Data records
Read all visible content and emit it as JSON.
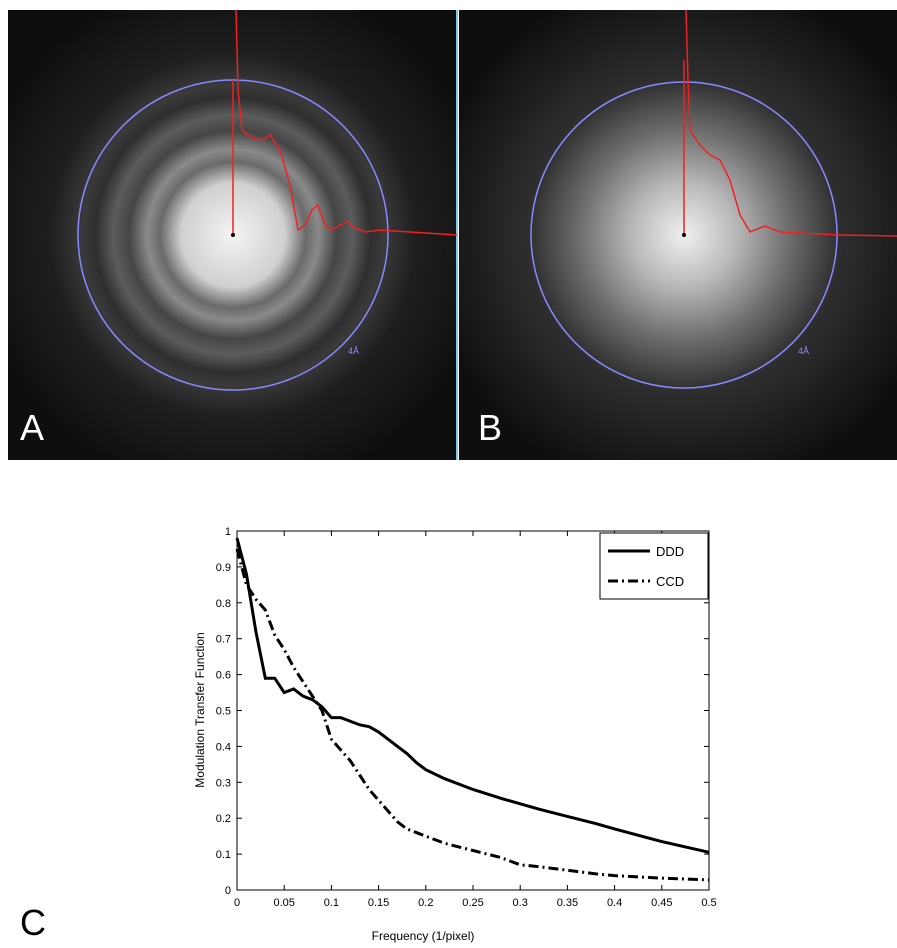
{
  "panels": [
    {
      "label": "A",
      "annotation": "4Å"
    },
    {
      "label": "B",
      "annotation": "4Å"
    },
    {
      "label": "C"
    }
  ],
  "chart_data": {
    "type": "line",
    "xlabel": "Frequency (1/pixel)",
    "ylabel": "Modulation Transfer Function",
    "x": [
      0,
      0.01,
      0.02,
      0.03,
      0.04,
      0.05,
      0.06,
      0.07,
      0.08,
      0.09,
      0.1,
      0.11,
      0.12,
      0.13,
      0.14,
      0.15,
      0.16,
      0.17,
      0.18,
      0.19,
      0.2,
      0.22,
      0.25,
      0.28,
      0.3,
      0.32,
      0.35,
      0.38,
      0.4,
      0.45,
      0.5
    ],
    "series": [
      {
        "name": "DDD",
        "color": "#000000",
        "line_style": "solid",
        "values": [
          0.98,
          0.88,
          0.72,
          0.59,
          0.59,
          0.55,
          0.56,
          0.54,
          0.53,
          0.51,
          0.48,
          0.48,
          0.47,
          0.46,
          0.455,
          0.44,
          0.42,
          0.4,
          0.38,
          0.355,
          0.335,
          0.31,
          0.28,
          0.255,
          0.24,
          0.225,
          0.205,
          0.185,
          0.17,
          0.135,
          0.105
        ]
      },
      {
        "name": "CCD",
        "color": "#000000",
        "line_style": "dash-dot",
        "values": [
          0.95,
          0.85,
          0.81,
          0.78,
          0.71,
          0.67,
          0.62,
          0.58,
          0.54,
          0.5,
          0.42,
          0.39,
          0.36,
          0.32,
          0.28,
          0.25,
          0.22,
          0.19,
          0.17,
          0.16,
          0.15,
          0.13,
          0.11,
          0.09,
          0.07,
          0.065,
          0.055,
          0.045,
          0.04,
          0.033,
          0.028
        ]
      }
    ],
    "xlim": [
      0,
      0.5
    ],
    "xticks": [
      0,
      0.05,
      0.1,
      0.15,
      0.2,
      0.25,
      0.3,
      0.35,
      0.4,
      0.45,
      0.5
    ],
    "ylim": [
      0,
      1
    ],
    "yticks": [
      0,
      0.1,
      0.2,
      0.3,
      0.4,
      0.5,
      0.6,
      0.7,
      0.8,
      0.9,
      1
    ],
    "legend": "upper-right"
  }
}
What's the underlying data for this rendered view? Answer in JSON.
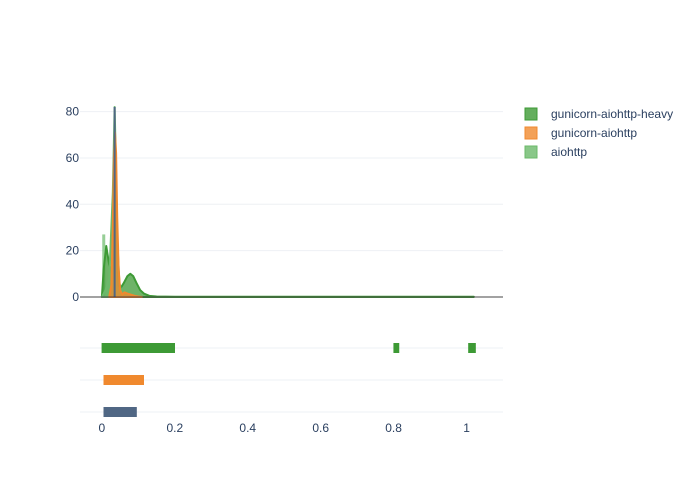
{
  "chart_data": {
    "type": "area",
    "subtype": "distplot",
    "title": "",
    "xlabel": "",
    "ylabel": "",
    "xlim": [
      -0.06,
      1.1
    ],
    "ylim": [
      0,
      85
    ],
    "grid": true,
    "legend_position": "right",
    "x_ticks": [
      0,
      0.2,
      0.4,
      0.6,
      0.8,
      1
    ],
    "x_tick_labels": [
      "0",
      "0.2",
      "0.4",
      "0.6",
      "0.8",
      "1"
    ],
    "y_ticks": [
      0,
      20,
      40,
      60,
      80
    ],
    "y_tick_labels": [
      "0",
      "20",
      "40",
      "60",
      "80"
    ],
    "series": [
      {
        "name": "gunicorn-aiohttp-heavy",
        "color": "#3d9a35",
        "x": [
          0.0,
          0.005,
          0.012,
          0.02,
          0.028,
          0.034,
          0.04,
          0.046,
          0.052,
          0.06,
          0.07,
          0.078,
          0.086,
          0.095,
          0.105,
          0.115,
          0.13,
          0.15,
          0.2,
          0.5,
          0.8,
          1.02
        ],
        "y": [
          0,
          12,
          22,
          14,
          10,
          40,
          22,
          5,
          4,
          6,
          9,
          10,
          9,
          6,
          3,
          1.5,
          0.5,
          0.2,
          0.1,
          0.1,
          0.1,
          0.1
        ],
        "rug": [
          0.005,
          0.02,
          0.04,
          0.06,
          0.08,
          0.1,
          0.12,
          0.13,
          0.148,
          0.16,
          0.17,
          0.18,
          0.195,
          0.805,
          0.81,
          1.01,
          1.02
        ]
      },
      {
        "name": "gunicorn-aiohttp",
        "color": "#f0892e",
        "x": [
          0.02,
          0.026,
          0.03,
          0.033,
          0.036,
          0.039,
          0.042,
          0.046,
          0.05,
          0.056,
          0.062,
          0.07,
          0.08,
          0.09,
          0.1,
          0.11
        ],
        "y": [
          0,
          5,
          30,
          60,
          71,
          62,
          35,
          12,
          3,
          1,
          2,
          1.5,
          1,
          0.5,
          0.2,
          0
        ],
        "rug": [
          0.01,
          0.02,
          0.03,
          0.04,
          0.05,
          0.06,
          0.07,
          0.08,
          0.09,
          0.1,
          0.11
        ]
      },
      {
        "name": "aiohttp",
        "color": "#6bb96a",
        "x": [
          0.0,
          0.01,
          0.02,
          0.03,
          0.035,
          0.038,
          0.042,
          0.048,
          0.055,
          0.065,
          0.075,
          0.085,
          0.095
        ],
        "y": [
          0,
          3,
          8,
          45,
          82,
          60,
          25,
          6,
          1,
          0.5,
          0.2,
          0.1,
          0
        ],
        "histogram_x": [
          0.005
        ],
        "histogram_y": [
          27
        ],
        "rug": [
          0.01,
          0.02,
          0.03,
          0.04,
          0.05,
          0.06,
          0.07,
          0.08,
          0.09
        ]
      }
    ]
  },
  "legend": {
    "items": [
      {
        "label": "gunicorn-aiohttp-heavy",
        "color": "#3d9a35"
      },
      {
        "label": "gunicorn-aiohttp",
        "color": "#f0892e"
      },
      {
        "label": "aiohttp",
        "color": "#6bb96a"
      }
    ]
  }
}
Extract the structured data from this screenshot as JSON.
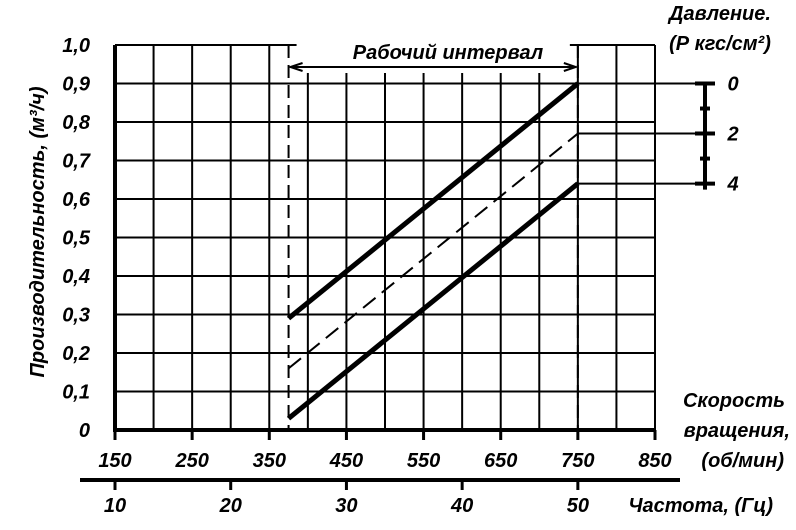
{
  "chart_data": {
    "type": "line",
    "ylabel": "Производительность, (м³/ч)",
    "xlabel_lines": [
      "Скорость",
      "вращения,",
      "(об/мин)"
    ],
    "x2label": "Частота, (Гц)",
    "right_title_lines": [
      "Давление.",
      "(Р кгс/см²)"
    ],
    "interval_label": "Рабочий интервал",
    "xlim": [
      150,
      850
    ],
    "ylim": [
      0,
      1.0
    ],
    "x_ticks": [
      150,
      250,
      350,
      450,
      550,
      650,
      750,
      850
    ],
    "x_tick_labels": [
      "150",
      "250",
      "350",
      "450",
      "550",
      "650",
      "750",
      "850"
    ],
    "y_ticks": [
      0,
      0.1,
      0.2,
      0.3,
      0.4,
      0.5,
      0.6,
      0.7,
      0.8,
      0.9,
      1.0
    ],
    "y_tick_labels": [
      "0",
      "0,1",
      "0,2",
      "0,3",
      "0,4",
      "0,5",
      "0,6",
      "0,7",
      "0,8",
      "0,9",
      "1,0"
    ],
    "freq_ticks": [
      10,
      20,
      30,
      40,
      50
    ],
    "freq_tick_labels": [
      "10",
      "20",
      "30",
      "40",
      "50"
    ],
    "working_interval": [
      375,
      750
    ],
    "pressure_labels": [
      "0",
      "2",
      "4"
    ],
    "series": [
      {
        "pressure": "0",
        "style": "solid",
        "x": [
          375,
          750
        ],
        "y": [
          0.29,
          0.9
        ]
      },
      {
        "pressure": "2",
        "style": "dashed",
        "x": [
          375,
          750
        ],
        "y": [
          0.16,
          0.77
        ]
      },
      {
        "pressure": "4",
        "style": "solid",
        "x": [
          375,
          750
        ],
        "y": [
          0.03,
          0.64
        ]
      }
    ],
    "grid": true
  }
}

Given problem
From the records above, pull out every line containing the word "aiohttp".

Written answer
        "name": "gunicorn-aiohttp-heavy",
        "name": "gunicorn-aiohttp",
        "name": "aiohttp",
        "label": "gunicorn-aiohttp-heavy",
        "label": "gunicorn-aiohttp",
        "label": "aiohttp",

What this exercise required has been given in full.